◆ **Request**
Take all the material and copy it exactly.

Figure contents as structured data
========================

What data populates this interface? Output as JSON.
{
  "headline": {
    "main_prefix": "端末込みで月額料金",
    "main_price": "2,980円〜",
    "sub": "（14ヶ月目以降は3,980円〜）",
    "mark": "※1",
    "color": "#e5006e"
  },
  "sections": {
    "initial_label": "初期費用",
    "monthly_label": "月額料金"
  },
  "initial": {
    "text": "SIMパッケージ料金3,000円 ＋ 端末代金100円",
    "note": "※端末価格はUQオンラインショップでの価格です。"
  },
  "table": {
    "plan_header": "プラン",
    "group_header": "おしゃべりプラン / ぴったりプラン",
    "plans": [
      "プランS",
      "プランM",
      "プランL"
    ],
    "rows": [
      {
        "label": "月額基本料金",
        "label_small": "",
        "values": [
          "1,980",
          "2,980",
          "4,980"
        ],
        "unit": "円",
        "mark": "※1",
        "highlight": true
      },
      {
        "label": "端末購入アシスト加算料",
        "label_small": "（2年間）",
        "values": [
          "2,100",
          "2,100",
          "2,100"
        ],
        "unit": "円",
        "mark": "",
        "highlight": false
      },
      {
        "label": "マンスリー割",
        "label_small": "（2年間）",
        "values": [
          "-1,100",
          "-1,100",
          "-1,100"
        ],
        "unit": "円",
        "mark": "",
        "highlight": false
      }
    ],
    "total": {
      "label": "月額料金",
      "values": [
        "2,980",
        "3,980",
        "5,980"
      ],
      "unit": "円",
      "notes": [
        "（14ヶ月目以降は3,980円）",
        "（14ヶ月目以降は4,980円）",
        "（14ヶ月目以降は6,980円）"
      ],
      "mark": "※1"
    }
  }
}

========================

◆ **Result for this task**
What data populates this interface? Output as JSON.
{
  "headline": {
    "main_prefix": "端末込みで月額料金",
    "main_price": "2,980円〜",
    "sub": "（14ヶ月目以降は3,980円〜）",
    "mark": "※1",
    "color": "#e5006e"
  },
  "sections": {
    "initial_label": "初期費用",
    "monthly_label": "月額料金"
  },
  "initial": {
    "text": "SIMパッケージ料金3,000円 ＋ 端末代金100円",
    "note": "※端末価格はUQオンラインショップでの価格です。"
  },
  "table": {
    "plan_header": "プラン",
    "group_header": "おしゃべりプラン / ぴったりプラン",
    "plans": [
      "プランS",
      "プランM",
      "プランL"
    ],
    "rows": [
      {
        "label": "月額基本料金",
        "label_small": "",
        "values": [
          "1,980",
          "2,980",
          "4,980"
        ],
        "unit": "円",
        "mark": "※1",
        "highlight": true
      },
      {
        "label": "端末購入アシスト加算料",
        "label_small": "（2年間）",
        "values": [
          "2,100",
          "2,100",
          "2,100"
        ],
        "unit": "円",
        "mark": "",
        "highlight": false
      },
      {
        "label": "マンスリー割",
        "label_small": "（2年間）",
        "values": [
          "-1,100",
          "-1,100",
          "-1,100"
        ],
        "unit": "円",
        "mark": "",
        "highlight": false
      }
    ],
    "total": {
      "label": "月額料金",
      "values": [
        "2,980",
        "3,980",
        "5,980"
      ],
      "unit": "円",
      "notes": [
        "（14ヶ月目以降は3,980円）",
        "（14ヶ月目以降は4,980円）",
        "（14ヶ月目以降は6,980円）"
      ],
      "mark": "※1"
    }
  }
}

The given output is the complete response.